DATA EXTRACT -
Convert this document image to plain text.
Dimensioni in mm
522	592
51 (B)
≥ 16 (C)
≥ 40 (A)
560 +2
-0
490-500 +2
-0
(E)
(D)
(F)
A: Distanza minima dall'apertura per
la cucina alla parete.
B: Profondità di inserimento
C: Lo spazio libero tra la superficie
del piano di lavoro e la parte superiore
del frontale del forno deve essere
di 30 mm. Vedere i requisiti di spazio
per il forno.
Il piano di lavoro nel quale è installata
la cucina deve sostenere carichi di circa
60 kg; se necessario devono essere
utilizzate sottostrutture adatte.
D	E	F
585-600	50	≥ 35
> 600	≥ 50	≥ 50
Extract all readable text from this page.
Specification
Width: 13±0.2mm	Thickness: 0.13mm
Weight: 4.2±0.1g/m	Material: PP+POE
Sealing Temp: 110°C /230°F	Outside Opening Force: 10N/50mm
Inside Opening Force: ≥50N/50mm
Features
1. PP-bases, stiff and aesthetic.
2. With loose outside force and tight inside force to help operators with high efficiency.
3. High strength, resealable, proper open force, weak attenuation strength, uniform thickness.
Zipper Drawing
==
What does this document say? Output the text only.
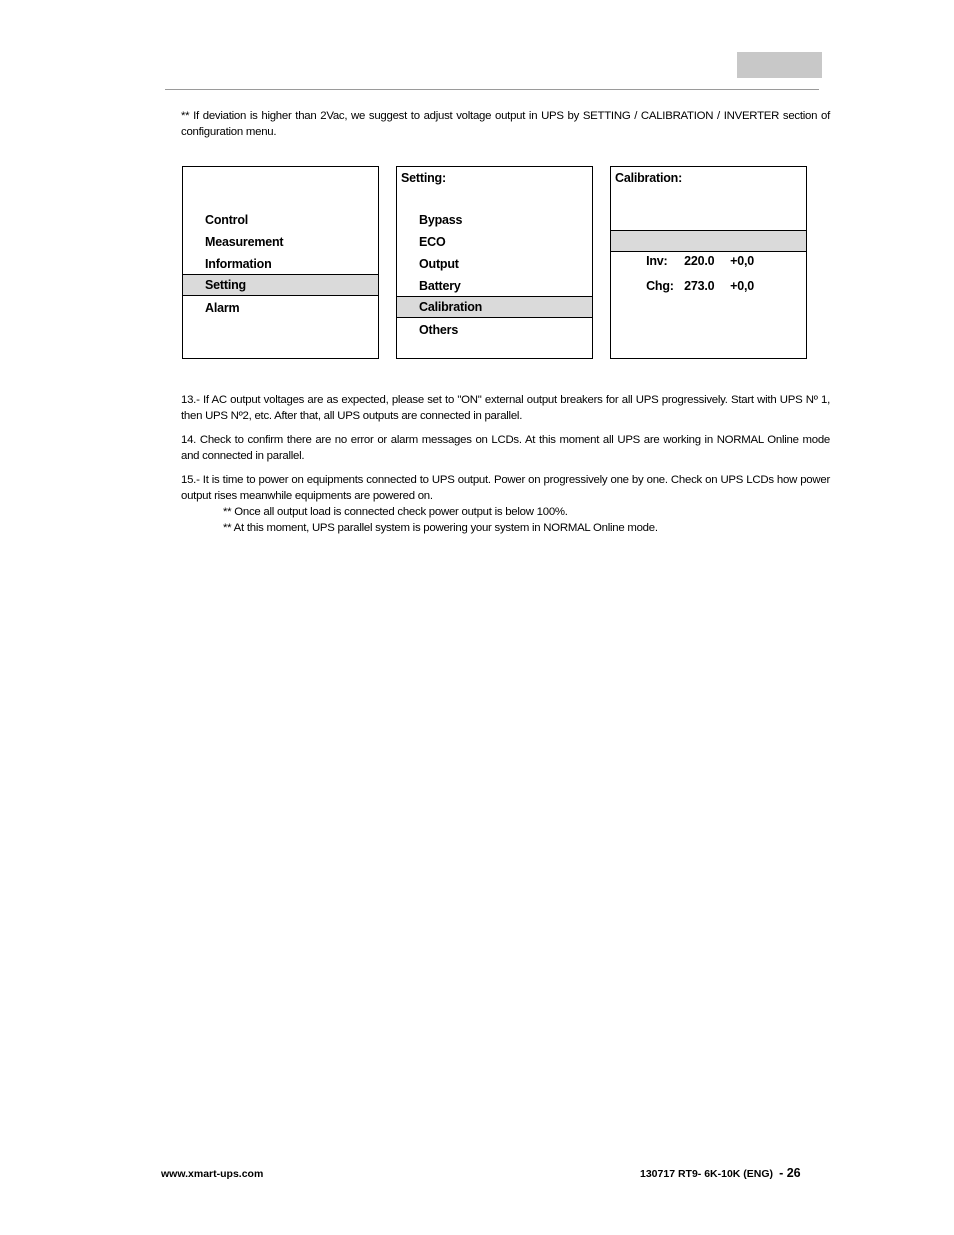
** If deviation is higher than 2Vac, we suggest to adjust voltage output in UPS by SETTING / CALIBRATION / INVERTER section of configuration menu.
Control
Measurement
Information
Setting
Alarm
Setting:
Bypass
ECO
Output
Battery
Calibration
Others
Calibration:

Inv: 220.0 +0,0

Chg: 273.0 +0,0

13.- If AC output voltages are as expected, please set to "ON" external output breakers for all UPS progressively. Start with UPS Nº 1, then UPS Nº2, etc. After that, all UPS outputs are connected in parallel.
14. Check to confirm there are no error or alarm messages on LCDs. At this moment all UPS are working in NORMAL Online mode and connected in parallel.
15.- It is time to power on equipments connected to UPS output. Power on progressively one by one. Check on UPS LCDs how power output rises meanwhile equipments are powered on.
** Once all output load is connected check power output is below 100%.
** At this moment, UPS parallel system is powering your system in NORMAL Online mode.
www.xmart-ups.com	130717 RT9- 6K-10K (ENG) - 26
==
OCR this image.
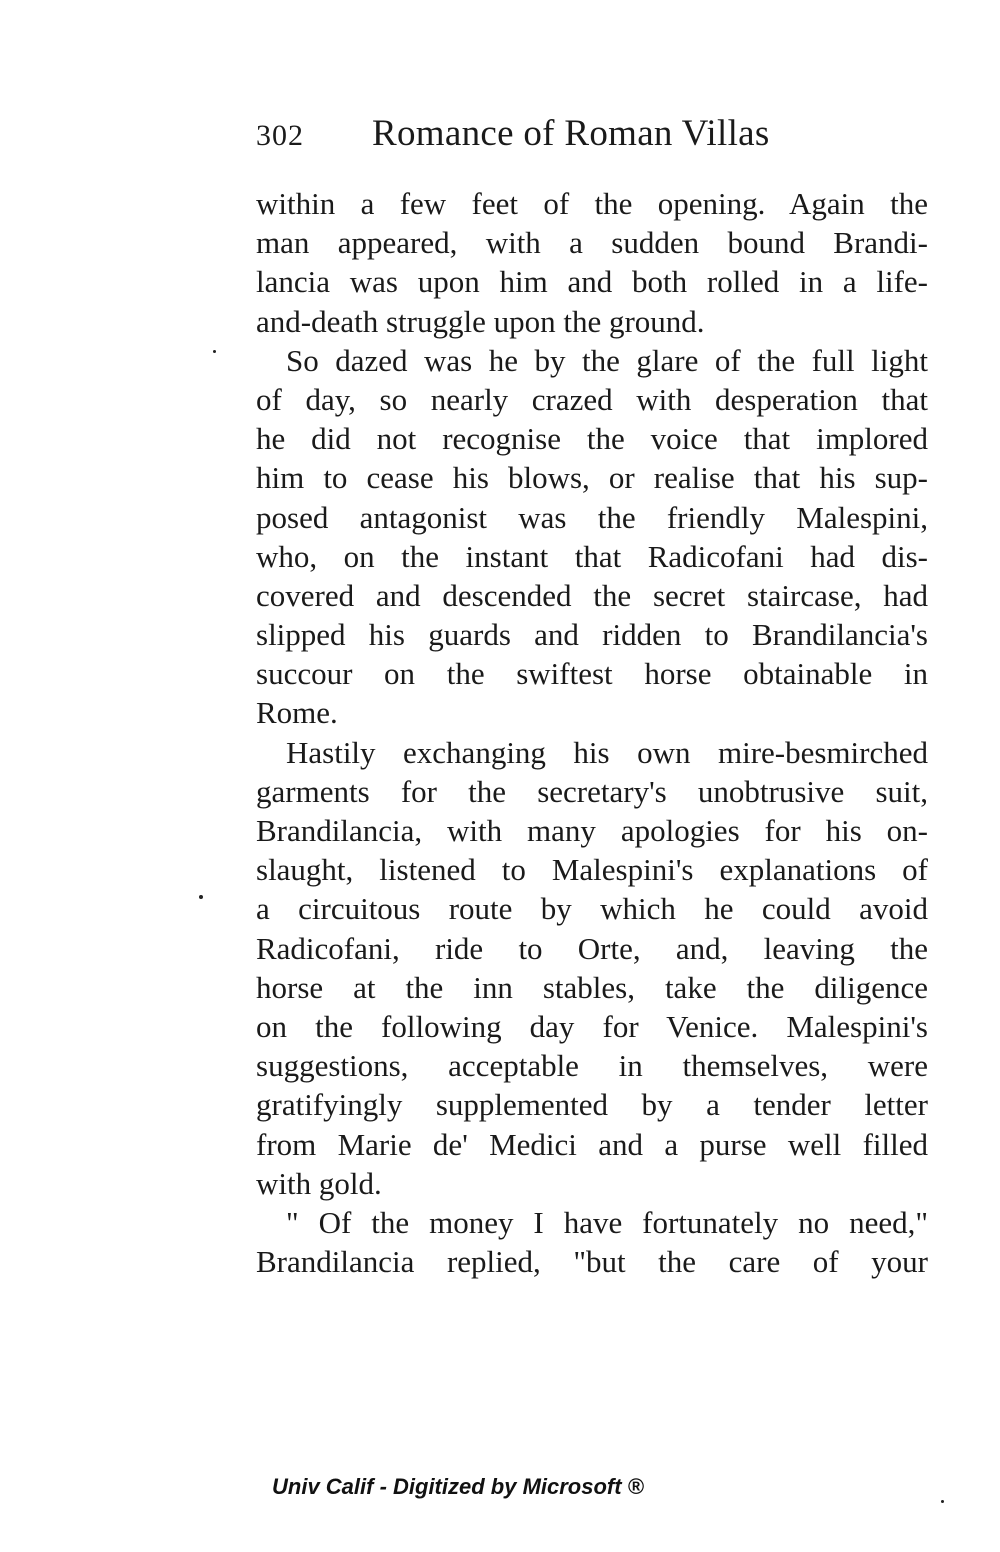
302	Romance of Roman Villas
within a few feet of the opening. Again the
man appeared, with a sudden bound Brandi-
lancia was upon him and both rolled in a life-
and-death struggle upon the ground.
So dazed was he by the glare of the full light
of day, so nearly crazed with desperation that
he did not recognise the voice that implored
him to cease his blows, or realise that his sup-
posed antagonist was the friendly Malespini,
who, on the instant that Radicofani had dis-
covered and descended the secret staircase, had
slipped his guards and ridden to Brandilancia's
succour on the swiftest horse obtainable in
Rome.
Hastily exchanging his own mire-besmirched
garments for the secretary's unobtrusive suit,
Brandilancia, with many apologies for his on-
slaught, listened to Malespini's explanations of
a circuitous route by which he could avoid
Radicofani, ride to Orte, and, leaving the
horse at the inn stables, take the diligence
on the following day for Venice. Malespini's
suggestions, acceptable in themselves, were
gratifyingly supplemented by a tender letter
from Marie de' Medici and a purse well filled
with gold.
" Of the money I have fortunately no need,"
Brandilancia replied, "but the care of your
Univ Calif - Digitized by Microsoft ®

TASK TO CARRY OUT - Look through the entries above; copy each line where the string "Online" appears.

ANSWER TO THIS EXERCISE -
14. Check to confirm there are no error or alarm messages on LCDs. At this moment all UPS are working in NORMAL Online mode and connected in parallel.
** At this moment, UPS parallel system is powering your system in NORMAL Online mode.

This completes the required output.